■ DO THIS ■
Find the string "right" in the listing and report every line that has it.

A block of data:
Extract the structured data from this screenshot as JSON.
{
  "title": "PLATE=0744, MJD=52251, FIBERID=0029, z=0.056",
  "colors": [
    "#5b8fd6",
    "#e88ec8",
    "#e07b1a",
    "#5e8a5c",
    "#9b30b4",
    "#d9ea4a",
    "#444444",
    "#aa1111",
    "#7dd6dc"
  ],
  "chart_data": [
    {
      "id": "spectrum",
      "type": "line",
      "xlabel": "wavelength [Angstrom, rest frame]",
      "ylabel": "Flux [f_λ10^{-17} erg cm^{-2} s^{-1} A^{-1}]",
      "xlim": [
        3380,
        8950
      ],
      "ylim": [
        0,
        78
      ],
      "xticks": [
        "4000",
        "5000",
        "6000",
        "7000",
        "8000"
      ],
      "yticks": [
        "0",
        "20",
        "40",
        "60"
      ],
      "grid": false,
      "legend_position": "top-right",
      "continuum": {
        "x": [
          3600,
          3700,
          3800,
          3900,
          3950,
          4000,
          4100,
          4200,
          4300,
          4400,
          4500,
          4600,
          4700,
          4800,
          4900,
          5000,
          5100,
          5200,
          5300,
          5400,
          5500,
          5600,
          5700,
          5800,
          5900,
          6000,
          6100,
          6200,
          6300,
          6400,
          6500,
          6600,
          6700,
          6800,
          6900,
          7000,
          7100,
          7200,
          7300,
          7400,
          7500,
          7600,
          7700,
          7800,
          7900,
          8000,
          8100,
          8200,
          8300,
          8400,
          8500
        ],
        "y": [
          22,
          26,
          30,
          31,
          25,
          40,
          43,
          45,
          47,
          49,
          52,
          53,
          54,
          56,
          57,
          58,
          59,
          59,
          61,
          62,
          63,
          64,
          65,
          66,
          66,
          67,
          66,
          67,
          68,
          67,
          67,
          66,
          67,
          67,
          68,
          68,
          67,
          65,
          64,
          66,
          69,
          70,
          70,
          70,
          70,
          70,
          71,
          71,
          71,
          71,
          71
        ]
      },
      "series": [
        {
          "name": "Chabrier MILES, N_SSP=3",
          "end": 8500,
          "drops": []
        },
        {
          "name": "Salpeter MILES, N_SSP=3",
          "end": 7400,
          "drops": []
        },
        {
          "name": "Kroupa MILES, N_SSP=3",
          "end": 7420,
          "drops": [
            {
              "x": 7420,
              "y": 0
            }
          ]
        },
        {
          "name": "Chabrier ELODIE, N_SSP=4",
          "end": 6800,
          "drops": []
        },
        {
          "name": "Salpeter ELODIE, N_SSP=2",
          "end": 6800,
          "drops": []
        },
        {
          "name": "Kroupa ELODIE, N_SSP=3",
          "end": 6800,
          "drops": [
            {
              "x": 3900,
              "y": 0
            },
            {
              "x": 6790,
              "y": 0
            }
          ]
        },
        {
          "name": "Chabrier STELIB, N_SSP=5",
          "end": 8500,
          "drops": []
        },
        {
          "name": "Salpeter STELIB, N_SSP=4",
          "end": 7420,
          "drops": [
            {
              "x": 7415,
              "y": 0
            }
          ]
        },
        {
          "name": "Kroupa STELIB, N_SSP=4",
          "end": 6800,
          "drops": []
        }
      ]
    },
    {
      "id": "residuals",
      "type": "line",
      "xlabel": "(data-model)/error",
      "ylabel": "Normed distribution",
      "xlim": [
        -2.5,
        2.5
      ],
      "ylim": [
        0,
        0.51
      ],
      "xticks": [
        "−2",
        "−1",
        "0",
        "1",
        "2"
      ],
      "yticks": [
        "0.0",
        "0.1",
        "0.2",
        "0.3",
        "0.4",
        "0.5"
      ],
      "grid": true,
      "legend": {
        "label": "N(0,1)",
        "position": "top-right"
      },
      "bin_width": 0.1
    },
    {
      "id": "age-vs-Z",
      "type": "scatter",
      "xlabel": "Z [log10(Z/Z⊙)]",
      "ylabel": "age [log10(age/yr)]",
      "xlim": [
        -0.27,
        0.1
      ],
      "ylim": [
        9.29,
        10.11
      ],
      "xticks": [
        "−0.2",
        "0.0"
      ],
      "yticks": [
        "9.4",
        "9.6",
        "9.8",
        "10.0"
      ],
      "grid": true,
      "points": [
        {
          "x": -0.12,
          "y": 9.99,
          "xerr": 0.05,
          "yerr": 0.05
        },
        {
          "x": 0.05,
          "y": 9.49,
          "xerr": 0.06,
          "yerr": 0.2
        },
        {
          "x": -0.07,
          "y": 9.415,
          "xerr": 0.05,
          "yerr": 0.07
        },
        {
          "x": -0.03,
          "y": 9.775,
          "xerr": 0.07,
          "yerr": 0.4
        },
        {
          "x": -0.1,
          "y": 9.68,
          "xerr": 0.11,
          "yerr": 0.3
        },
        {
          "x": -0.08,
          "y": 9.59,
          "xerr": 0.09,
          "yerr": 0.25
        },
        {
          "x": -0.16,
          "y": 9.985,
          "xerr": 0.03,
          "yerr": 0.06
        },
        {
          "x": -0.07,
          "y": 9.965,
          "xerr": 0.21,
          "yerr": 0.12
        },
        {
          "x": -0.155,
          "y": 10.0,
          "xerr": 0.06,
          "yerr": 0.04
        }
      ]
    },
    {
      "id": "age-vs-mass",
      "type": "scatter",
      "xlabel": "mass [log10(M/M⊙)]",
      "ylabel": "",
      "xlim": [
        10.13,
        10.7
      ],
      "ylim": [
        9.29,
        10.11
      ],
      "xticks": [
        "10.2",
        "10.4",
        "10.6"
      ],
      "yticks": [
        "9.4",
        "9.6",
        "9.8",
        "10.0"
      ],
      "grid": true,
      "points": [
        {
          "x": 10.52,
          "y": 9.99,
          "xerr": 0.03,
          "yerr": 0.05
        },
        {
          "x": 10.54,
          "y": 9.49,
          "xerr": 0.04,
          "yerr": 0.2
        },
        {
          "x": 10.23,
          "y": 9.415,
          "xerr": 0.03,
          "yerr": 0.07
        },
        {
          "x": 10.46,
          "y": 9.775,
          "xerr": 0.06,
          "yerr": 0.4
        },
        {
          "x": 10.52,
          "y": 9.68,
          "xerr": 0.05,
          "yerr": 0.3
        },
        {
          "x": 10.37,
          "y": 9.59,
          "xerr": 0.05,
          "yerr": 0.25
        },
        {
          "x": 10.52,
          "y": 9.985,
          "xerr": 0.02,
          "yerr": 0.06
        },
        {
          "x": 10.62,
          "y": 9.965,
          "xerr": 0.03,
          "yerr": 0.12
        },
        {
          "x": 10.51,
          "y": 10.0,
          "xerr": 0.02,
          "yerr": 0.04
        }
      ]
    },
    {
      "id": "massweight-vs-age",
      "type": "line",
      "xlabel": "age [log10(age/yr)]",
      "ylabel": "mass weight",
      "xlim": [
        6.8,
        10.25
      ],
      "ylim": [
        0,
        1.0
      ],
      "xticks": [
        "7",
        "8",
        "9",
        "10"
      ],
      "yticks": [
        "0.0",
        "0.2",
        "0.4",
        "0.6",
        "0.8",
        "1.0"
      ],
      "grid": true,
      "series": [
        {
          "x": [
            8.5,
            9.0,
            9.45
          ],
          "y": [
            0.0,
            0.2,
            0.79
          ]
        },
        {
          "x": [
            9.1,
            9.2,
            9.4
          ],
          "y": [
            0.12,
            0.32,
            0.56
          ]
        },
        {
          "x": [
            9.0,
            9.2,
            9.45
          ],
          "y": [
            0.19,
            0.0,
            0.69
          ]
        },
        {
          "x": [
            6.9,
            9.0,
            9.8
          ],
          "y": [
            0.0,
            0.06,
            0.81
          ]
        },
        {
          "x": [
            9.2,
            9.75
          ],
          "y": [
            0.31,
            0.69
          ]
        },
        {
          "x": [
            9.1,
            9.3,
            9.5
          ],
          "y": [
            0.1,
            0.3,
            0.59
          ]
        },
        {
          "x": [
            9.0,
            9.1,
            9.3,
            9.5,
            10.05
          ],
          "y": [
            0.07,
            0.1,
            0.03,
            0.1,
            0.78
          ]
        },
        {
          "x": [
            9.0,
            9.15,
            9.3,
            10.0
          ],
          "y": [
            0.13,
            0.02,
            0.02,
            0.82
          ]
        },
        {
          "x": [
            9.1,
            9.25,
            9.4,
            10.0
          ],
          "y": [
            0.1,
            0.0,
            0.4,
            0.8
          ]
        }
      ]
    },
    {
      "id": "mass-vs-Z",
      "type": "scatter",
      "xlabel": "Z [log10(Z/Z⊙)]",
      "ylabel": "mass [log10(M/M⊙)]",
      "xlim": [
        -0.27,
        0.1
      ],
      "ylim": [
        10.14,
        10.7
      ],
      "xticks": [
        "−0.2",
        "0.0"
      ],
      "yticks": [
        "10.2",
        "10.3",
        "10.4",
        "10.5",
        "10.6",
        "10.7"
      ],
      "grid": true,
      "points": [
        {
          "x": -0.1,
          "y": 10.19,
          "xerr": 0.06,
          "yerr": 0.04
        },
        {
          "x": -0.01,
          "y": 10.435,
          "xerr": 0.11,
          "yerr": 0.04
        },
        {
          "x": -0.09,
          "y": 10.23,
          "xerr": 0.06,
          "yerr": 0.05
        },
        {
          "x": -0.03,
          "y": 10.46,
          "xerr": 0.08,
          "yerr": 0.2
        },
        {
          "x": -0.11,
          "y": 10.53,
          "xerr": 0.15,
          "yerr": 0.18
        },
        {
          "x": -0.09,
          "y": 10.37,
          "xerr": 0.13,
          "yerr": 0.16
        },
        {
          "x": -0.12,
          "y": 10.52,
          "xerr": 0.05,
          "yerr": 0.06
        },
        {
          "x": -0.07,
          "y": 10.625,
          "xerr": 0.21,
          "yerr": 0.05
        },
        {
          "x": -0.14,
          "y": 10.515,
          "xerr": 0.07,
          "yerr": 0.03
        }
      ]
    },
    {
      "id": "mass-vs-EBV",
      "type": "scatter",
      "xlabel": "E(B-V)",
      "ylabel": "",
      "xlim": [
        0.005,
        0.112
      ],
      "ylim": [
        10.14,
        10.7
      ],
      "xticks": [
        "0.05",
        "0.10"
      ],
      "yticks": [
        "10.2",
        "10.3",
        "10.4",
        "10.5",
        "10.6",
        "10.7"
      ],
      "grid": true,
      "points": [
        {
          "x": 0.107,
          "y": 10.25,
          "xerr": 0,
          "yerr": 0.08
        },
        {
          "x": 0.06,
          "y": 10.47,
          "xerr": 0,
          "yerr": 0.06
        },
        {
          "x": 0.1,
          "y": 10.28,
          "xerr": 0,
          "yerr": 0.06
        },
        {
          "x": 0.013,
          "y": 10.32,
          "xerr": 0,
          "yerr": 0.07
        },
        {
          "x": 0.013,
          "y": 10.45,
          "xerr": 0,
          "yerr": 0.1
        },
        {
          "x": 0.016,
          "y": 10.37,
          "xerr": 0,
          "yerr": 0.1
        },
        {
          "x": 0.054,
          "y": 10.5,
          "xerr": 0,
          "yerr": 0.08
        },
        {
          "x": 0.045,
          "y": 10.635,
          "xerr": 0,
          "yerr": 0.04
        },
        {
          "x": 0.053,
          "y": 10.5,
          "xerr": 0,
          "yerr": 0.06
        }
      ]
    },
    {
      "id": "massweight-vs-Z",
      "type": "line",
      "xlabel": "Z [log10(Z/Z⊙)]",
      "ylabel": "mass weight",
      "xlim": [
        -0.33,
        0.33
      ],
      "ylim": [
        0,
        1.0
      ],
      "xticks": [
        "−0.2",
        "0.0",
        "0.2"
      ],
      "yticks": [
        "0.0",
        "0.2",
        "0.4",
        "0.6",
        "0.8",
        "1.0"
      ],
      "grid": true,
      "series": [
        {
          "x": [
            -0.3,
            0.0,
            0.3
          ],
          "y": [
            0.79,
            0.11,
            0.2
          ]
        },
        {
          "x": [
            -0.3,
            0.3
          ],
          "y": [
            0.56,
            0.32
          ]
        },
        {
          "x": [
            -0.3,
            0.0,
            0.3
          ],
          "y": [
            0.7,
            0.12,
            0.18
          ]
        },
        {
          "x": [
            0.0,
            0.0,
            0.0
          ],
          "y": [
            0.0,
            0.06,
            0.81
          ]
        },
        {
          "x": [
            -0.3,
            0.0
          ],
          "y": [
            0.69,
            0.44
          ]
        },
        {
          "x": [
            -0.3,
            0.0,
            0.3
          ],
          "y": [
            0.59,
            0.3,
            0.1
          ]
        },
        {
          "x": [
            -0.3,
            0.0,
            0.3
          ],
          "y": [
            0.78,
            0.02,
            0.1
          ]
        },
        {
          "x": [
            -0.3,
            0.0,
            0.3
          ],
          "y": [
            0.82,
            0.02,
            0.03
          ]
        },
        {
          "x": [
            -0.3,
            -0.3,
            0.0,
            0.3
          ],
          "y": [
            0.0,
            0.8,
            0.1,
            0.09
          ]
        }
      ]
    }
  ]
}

■ ANSWER TO THE TASK ■
      "legend_position": "top-right",
        "position": "top-right"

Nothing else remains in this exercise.